» **INPUT FOR THIS TASK**:

================================

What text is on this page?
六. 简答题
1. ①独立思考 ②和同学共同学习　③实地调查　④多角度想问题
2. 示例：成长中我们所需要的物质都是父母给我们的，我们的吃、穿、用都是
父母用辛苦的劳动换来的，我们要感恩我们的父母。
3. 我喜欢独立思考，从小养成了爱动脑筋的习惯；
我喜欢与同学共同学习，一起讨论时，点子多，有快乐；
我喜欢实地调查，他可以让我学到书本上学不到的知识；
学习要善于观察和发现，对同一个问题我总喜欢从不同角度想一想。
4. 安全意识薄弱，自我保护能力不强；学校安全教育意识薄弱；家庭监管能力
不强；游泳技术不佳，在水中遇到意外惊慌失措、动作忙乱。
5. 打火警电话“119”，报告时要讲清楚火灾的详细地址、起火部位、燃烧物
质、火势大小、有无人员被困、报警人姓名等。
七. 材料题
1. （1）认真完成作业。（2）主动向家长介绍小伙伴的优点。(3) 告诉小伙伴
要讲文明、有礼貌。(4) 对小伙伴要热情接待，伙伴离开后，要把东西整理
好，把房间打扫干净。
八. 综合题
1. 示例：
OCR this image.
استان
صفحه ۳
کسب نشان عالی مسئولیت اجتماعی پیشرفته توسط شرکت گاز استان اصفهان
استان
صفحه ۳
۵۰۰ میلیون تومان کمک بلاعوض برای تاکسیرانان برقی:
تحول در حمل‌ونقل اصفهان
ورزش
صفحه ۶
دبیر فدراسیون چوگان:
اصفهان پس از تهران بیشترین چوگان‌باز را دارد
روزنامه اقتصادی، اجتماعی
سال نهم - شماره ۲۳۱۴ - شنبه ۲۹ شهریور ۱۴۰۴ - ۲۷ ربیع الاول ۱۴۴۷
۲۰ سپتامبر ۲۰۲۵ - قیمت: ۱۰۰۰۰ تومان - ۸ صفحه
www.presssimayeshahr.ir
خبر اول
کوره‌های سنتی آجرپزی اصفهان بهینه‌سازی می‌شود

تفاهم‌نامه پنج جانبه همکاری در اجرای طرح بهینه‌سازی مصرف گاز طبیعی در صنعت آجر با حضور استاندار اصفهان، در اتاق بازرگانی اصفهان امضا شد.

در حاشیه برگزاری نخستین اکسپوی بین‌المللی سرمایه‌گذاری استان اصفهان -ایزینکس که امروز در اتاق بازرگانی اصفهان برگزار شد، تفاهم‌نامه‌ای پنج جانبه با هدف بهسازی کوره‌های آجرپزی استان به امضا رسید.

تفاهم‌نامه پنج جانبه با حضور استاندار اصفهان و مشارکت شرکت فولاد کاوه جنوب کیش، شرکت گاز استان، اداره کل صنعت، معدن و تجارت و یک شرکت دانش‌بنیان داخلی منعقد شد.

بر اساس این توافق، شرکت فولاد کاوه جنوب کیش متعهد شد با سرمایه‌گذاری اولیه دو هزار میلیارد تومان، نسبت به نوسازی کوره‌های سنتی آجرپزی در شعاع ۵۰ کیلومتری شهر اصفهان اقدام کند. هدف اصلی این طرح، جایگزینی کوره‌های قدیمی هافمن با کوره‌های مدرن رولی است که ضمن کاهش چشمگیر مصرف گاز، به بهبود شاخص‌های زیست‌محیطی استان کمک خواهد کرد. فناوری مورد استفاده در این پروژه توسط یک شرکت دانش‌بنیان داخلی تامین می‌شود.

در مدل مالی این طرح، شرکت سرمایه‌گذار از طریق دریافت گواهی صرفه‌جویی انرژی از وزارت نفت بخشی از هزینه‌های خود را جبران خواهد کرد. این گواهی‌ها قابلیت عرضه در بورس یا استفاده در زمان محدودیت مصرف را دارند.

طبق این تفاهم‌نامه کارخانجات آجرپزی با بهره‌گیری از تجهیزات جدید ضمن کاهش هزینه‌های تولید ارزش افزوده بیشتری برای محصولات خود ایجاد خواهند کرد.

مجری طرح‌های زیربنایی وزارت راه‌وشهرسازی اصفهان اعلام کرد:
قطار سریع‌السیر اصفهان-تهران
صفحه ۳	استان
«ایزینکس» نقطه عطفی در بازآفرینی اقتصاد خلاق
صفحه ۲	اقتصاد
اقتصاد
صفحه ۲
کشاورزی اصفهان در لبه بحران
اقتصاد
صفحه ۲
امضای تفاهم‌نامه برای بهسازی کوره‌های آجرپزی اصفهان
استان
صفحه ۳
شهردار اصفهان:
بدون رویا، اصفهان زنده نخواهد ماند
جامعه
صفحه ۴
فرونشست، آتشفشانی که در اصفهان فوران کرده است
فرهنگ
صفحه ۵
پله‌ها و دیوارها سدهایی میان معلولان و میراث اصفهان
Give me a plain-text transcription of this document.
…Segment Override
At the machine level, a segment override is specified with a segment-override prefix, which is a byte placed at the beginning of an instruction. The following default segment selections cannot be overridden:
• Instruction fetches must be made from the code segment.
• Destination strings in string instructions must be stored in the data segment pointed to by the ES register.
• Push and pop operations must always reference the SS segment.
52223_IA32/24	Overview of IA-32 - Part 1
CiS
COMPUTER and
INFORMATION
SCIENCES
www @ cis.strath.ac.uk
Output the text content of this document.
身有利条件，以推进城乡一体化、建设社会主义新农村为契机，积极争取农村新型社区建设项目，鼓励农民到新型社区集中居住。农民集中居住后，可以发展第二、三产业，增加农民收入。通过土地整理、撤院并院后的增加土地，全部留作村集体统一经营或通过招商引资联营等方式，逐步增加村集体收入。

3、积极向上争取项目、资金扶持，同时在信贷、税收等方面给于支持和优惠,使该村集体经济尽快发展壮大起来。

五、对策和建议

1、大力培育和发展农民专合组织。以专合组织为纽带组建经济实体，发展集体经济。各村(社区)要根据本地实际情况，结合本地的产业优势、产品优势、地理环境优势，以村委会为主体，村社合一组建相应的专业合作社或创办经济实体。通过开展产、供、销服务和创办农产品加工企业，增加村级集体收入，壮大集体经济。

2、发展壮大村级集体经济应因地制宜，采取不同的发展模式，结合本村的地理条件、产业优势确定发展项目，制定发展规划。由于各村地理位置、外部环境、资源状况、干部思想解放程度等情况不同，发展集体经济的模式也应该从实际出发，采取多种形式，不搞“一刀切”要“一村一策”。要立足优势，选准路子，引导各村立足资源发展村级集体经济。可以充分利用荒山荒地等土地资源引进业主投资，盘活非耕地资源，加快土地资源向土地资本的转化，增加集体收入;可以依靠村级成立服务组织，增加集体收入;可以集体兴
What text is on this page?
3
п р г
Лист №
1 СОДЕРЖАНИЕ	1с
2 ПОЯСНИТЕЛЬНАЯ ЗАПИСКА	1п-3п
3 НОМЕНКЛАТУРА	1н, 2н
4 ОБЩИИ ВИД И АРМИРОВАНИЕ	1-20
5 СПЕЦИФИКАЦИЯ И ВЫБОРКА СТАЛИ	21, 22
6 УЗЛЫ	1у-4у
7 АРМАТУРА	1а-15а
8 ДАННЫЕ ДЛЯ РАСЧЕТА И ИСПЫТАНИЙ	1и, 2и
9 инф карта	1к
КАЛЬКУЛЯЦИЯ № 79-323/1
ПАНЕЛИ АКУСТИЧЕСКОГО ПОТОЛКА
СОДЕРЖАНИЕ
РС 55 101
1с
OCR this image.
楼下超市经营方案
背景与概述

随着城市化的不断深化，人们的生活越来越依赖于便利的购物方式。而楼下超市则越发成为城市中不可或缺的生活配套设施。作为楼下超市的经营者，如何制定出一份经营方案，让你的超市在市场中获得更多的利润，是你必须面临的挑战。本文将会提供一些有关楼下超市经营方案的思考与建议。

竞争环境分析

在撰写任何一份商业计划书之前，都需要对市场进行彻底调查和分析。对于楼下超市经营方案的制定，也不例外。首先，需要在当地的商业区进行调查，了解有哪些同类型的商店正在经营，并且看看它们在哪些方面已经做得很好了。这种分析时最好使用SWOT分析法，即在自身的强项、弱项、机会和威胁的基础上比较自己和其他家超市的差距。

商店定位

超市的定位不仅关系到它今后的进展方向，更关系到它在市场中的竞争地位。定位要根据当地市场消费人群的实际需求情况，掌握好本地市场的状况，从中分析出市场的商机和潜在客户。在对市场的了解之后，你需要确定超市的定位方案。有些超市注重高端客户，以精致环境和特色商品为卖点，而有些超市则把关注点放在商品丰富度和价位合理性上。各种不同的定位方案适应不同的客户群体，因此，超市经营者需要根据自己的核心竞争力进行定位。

================================

» **YOUR GOAL**:
Collect every line with the string "حضور" from the records, and copy each.

» **COMPLETE RESPONSE**:
تفاهم‌نامه پنج جانبه همکاری در اجرای طرح بهینه‌سازی مصرف گاز طبیعی در صنعت آجر با حضور استاندار اصفهان، در اتاق بازرگانی اصفهان امضا شد.
تفاهم‌نامه پنج جانبه با حضور استاندار اصفهان و مشارکت شرکت فولاد کاوه جنوب کیش، شرکت گاز استان، اداره کل صنعت، معدن و تجارت و یک شرکت دانش‌بنیان داخلی منعقد شد.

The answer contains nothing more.